THE INPUT:
--- START ---

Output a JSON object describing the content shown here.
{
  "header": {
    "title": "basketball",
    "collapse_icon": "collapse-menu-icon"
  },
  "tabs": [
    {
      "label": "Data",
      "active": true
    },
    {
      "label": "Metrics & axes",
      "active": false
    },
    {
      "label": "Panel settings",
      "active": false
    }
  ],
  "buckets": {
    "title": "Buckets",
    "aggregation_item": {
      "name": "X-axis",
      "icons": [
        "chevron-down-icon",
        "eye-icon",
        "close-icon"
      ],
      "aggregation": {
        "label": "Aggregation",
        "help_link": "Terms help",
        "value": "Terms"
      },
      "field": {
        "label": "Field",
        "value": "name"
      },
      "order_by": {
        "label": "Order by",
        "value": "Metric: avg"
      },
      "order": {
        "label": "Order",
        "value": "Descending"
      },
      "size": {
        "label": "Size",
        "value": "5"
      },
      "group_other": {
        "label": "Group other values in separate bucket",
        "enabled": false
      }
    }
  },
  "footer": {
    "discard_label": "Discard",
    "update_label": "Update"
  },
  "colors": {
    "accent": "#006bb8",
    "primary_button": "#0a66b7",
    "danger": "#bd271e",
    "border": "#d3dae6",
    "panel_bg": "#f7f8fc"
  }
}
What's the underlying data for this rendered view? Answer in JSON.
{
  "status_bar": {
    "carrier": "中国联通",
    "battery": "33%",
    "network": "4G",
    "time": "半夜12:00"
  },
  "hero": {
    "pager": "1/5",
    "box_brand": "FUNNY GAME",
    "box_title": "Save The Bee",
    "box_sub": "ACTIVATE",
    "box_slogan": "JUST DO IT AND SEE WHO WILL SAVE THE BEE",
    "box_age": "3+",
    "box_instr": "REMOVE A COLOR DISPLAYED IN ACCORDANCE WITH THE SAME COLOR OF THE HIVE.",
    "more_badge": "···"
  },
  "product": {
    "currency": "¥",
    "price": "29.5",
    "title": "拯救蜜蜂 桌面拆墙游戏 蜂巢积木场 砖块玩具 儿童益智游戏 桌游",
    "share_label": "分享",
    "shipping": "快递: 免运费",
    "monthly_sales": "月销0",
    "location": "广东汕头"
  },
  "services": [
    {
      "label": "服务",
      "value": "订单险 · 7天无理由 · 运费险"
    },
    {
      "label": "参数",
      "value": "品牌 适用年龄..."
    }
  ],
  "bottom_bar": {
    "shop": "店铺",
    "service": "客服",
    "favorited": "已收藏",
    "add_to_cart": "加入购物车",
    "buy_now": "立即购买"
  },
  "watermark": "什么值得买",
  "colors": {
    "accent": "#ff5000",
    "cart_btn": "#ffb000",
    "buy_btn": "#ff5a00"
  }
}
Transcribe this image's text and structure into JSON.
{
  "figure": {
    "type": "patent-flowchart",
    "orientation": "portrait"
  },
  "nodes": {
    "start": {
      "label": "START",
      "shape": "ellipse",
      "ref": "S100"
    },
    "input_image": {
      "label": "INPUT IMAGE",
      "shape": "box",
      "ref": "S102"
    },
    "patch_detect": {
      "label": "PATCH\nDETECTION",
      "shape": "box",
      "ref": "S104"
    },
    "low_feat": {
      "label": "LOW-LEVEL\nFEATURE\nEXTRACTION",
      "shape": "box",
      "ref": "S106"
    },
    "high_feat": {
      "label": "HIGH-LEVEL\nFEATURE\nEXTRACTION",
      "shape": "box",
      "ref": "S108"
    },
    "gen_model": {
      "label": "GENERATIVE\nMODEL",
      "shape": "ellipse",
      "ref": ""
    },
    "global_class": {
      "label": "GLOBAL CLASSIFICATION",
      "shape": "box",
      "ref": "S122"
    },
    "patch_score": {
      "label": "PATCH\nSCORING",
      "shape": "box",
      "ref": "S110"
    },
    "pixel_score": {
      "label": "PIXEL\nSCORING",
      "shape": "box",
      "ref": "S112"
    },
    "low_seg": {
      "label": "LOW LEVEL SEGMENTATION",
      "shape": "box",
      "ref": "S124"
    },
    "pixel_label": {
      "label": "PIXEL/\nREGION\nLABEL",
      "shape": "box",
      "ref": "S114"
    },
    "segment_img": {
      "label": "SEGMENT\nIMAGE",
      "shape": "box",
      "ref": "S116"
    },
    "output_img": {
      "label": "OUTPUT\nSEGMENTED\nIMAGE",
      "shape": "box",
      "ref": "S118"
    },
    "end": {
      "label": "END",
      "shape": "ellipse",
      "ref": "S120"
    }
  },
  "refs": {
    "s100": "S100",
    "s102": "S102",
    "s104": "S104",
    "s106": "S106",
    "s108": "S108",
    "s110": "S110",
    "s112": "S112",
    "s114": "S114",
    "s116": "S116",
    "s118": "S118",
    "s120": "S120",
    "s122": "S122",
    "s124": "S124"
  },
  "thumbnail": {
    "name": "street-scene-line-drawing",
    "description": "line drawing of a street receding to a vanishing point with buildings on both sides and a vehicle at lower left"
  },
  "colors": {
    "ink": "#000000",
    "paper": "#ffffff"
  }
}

--- END ---

PROBLEM TO WORK ON: Nothing in the data may differ; print all of it exactly as written.

RESULT FOR THIS EXERCISE:
Output a JSON object describing the content shown here.
{
  "header": {
    "title": "basketball",
    "collapse_icon": "collapse-menu-icon"
  },
  "tabs": [
    {
      "label": "Data",
      "active": true
    },
    {
      "label": "Metrics & axes",
      "active": false
    },
    {
      "label": "Panel settings",
      "active": false
    }
  ],
  "buckets": {
    "title": "Buckets",
    "aggregation_item": {
      "name": "X-axis",
      "icons": [
        "chevron-down-icon",
        "eye-icon",
        "close-icon"
      ],
      "aggregation": {
        "label": "Aggregation",
        "help_link": "Terms help",
        "value": "Terms"
      },
      "field": {
        "label": "Field",
        "value": "name"
      },
      "order_by": {
        "label": "Order by",
        "value": "Metric: avg"
      },
      "order": {
        "label": "Order",
        "value": "Descending"
      },
      "size": {
        "label": "Size",
        "value": "5"
      },
      "group_other": {
        "label": "Group other values in separate bucket",
        "enabled": false
      }
    }
  },
  "footer": {
    "discard_label": "Discard",
    "update_label": "Update"
  },
  "colors": {
    "accent": "#006bb8",
    "primary_button": "#0a66b7",
    "danger": "#bd271e",
    "border": "#d3dae6",
    "panel_bg": "#f7f8fc"
  }
}
What's the underlying data for this rendered view? Answer in JSON.
{
  "status_bar": {
    "carrier": "中国联通",
    "battery": "33%",
    "network": "4G",
    "time": "半夜12:00"
  },
  "hero": {
    "pager": "1/5",
    "box_brand": "FUNNY GAME",
    "box_title": "Save The Bee",
    "box_sub": "ACTIVATE",
    "box_slogan": "JUST DO IT AND SEE WHO WILL SAVE THE BEE",
    "box_age": "3+",
    "box_instr": "REMOVE A COLOR DISPLAYED IN ACCORDANCE WITH THE SAME COLOR OF THE HIVE.",
    "more_badge": "···"
  },
  "product": {
    "currency": "¥",
    "price": "29.5",
    "title": "拯救蜜蜂 桌面拆墙游戏 蜂巢积木场 砖块玩具 儿童益智游戏 桌游",
    "share_label": "分享",
    "shipping": "快递: 免运费",
    "monthly_sales": "月销0",
    "location": "广东汕头"
  },
  "services": [
    {
      "label": "服务",
      "value": "订单险 · 7天无理由 · 运费险"
    },
    {
      "label": "参数",
      "value": "品牌 适用年龄..."
    }
  ],
  "bottom_bar": {
    "shop": "店铺",
    "service": "客服",
    "favorited": "已收藏",
    "add_to_cart": "加入购物车",
    "buy_now": "立即购买"
  },
  "watermark": "什么值得买",
  "colors": {
    "accent": "#ff5000",
    "cart_btn": "#ffb000",
    "buy_btn": "#ff5a00"
  }
}
Transcribe this image's text and structure into JSON.
{
  "figure": {
    "type": "patent-flowchart",
    "orientation": "portrait"
  },
  "nodes": {
    "start": {
      "label": "START",
      "shape": "ellipse",
      "ref": "S100"
    },
    "input_image": {
      "label": "INPUT IMAGE",
      "shape": "box",
      "ref": "S102"
    },
    "patch_detect": {
      "label": "PATCH\nDETECTION",
      "shape": "box",
      "ref": "S104"
    },
    "low_feat": {
      "label": "LOW-LEVEL\nFEATURE\nEXTRACTION",
      "shape": "box",
      "ref": "S106"
    },
    "high_feat": {
      "label": "HIGH-LEVEL\nFEATURE\nEXTRACTION",
      "shape": "box",
      "ref": "S108"
    },
    "gen_model": {
      "label": "GENERATIVE\nMODEL",
      "shape": "ellipse",
      "ref": ""
    },
    "global_class": {
      "label": "GLOBAL CLASSIFICATION",
      "shape": "box",
      "ref": "S122"
    },
    "patch_score": {
      "label": "PATCH\nSCORING",
      "shape": "box",
      "ref": "S110"
    },
    "pixel_score": {
      "label": "PIXEL\nSCORING",
      "shape": "box",
      "ref": "S112"
    },
    "low_seg": {
      "label": "LOW LEVEL SEGMENTATION",
      "shape": "box",
      "ref": "S124"
    },
    "pixel_label": {
      "label": "PIXEL/\nREGION\nLABEL",
      "shape": "box",
      "ref": "S114"
    },
    "segment_img": {
      "label": "SEGMENT\nIMAGE",
      "shape": "box",
      "ref": "S116"
    },
    "output_img": {
      "label": "OUTPUT\nSEGMENTED\nIMAGE",
      "shape": "box",
      "ref": "S118"
    },
    "end": {
      "label": "END",
      "shape": "ellipse",
      "ref": "S120"
    }
  },
  "refs": {
    "s100": "S100",
    "s102": "S102",
    "s104": "S104",
    "s106": "S106",
    "s108": "S108",
    "s110": "S110",
    "s112": "S112",
    "s114": "S114",
    "s116": "S116",
    "s118": "S118",
    "s120": "S120",
    "s122": "S122",
    "s124": "S124"
  },
  "thumbnail": {
    "name": "street-scene-line-drawing",
    "description": "line drawing of a street receding to a vanishing point with buildings on both sides and a vehicle at lower left"
  },
  "colors": {
    "ink": "#000000",
    "paper": "#ffffff"
  }
}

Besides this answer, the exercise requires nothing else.